** START OF MATERIAL SUPPLIED **

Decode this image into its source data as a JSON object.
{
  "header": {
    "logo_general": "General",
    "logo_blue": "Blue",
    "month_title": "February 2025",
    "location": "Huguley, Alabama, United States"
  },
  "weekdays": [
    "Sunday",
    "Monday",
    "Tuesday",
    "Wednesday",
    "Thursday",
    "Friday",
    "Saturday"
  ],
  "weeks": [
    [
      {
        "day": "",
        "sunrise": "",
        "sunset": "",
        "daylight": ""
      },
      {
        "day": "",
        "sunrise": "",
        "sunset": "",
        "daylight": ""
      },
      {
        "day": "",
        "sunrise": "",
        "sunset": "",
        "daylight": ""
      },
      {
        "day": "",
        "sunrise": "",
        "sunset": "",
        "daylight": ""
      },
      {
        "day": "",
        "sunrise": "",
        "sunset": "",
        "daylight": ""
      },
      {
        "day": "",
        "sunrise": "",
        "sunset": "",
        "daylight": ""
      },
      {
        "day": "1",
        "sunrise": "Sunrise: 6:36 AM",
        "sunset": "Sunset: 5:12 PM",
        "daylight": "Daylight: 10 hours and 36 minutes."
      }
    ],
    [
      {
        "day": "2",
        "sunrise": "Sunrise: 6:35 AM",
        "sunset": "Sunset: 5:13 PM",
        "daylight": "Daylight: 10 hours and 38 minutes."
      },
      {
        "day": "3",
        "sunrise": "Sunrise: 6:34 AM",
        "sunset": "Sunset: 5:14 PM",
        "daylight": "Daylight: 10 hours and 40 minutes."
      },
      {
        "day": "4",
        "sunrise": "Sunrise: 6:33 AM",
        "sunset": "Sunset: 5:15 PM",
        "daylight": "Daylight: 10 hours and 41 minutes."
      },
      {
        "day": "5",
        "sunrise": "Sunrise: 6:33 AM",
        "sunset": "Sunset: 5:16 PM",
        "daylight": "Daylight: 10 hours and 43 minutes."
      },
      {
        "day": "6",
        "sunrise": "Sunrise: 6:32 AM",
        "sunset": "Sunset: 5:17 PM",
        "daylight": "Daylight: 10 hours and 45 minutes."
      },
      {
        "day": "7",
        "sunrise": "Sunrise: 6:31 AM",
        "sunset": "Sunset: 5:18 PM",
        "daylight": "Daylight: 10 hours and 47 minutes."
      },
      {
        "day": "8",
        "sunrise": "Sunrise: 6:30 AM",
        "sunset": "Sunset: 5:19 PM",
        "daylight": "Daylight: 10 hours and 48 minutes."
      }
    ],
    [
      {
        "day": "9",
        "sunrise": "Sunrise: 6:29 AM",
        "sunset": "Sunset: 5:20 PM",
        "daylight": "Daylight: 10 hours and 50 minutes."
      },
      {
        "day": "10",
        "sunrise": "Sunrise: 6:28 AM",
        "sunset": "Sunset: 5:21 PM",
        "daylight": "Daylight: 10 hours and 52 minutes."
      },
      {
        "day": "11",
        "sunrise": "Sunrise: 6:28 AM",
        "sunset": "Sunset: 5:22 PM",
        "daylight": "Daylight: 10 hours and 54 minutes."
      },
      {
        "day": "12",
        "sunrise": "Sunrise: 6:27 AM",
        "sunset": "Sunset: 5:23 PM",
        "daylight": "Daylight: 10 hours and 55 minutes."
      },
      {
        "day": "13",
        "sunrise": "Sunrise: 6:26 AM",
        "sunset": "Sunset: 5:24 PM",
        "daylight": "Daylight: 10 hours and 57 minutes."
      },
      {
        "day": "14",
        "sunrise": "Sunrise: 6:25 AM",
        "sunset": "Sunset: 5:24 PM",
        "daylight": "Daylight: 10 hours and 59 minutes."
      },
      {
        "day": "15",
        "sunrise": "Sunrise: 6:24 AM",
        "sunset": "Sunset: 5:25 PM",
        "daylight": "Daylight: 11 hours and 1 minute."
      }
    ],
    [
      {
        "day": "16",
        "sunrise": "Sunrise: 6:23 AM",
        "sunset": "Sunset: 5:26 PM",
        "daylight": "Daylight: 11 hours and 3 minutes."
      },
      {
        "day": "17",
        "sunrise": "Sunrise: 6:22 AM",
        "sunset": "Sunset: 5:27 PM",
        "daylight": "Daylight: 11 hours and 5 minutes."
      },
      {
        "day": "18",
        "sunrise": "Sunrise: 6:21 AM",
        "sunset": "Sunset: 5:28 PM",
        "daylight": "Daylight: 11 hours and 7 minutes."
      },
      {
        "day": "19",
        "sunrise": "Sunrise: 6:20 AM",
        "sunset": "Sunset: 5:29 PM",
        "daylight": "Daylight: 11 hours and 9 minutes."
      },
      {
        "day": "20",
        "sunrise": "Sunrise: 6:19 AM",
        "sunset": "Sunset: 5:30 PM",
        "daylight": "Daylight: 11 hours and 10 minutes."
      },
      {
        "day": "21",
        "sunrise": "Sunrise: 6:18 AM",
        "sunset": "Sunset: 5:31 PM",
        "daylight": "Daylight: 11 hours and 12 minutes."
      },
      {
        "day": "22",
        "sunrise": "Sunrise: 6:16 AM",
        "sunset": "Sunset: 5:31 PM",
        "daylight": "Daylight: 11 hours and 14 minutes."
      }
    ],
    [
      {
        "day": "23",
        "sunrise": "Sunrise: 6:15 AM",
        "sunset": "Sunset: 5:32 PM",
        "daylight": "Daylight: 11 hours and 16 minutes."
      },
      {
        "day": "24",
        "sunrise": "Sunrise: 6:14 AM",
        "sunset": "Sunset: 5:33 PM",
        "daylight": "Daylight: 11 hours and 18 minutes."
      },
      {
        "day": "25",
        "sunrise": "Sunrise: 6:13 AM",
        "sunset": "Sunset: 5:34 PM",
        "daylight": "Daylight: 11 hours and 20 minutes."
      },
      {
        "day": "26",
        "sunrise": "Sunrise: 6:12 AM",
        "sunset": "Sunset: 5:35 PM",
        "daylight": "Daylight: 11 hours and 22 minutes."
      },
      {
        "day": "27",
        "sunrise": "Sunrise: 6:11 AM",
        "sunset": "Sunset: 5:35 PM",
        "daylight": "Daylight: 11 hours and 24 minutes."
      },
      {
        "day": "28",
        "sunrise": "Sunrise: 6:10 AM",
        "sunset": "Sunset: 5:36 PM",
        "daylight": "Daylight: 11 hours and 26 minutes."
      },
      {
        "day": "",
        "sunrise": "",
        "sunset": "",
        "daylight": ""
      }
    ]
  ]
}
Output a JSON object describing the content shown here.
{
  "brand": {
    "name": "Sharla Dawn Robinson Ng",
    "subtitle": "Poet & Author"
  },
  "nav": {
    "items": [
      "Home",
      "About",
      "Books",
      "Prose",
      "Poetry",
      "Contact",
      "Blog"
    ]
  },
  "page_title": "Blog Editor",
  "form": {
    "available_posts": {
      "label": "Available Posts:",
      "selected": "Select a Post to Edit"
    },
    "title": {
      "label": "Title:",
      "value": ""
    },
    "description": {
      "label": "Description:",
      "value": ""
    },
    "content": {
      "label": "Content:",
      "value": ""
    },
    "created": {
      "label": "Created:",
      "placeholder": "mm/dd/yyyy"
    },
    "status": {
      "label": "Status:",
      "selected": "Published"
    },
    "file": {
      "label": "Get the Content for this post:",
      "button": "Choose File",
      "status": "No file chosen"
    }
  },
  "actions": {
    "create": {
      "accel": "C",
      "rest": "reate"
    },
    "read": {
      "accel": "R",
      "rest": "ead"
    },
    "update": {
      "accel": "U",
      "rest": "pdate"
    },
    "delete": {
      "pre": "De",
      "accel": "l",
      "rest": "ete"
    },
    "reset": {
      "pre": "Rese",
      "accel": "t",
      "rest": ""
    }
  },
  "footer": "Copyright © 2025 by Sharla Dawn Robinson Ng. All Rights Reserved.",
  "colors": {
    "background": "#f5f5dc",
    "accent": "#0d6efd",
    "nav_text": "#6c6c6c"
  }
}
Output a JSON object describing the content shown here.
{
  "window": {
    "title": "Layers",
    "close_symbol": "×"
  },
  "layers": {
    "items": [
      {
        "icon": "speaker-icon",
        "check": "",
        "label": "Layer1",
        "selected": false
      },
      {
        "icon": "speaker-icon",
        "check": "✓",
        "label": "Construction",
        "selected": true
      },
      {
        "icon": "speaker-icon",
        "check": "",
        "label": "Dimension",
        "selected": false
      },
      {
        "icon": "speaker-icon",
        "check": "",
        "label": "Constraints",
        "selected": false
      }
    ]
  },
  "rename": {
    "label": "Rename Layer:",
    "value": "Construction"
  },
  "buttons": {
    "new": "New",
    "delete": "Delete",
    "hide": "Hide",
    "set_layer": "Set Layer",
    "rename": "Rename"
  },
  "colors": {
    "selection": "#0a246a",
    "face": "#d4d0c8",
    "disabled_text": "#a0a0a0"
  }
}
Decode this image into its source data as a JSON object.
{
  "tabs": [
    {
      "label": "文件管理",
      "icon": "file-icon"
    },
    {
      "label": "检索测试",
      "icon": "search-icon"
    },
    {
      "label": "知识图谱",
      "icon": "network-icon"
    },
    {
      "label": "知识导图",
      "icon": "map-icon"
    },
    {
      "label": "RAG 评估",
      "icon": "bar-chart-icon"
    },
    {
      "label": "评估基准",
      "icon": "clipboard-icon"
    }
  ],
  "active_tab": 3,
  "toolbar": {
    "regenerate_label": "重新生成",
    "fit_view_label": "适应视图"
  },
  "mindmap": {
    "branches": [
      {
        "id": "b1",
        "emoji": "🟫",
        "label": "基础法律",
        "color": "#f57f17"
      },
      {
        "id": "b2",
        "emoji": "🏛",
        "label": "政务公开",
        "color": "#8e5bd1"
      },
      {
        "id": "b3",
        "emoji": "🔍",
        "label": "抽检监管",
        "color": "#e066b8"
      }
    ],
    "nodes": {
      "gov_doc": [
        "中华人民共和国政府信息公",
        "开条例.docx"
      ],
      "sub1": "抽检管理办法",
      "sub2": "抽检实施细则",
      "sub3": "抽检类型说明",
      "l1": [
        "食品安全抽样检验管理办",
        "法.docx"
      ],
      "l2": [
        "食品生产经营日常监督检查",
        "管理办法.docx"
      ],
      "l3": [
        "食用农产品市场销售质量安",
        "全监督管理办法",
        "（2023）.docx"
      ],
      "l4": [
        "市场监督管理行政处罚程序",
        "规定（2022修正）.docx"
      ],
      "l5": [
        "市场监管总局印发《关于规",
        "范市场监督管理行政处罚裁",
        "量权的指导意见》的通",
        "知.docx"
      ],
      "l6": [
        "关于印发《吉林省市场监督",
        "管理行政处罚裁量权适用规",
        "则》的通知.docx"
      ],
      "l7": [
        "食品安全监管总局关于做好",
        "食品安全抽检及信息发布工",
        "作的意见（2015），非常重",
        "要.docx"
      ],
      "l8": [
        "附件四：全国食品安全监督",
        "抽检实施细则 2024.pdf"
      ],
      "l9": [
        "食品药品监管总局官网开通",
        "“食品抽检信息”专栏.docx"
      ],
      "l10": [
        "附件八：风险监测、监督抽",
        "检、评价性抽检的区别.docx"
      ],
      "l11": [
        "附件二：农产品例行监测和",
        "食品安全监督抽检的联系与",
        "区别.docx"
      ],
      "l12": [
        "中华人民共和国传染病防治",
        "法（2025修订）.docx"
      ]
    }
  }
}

** END OF MATERIAL SUPPLIED **

# [PROBLEM REQUIREMENTS]
Identify lines with the string "Construction". Copy each one.

# [FINAL RESULT]
        "label": "Construction",
    "value": "Construction"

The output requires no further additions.